**DATASET ENTRIES**.
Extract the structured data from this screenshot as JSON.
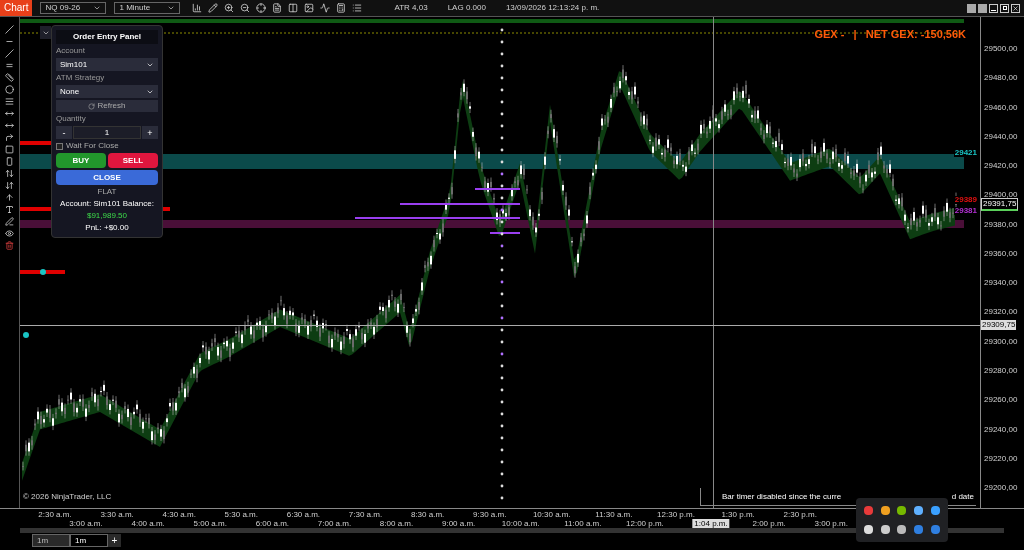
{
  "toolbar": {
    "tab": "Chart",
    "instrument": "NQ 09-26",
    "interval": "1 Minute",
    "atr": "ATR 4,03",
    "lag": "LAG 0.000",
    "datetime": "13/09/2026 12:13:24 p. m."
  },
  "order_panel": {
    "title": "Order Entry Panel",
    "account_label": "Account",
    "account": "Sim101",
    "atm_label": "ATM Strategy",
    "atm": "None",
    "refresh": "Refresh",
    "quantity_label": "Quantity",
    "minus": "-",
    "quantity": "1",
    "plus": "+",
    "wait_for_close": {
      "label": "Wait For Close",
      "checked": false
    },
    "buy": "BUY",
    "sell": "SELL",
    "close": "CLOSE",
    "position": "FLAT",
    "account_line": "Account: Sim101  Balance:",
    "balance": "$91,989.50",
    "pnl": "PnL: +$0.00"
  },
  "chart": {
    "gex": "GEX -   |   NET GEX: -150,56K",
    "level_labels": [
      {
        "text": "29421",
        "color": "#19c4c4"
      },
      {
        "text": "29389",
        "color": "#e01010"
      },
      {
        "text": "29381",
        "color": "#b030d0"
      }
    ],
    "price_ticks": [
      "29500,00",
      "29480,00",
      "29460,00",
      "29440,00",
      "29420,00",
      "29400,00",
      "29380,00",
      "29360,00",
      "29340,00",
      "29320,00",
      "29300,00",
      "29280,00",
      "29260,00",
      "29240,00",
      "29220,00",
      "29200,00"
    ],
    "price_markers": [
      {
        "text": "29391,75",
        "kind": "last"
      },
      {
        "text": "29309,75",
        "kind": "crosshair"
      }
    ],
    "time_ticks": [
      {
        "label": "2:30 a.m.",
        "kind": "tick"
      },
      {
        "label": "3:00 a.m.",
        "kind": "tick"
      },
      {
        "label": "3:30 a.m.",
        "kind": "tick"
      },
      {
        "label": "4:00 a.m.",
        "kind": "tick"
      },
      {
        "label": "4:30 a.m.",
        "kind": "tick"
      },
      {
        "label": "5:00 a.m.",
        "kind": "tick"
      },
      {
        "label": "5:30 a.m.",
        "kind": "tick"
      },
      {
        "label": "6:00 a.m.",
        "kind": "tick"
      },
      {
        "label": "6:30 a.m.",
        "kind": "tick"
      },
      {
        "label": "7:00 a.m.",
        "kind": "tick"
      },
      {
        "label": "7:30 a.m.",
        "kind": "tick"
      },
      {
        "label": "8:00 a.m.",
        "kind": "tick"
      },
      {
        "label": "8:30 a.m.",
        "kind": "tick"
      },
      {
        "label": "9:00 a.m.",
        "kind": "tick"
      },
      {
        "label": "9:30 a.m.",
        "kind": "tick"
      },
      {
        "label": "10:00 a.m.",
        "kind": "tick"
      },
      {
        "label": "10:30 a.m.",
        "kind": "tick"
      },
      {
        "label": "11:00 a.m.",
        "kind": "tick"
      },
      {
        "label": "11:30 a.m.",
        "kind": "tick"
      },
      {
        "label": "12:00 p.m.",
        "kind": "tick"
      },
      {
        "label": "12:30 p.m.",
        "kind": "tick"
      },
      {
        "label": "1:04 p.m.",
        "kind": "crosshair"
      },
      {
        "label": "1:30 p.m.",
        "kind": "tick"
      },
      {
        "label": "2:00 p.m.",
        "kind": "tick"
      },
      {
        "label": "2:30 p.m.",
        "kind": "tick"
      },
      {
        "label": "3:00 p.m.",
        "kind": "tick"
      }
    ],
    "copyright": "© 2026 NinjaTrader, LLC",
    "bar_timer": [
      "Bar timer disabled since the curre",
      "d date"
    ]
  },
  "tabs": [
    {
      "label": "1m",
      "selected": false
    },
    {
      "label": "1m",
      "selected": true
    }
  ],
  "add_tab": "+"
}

**YOUR TASK**. Return every line holding the word "text" from the records.

**SOLUTION TO THE EXERCISE**.
        "text": "29421",
        "text": "29389",
        "text": "29381",
        "text": "29391,75",
        "text": "29309,75",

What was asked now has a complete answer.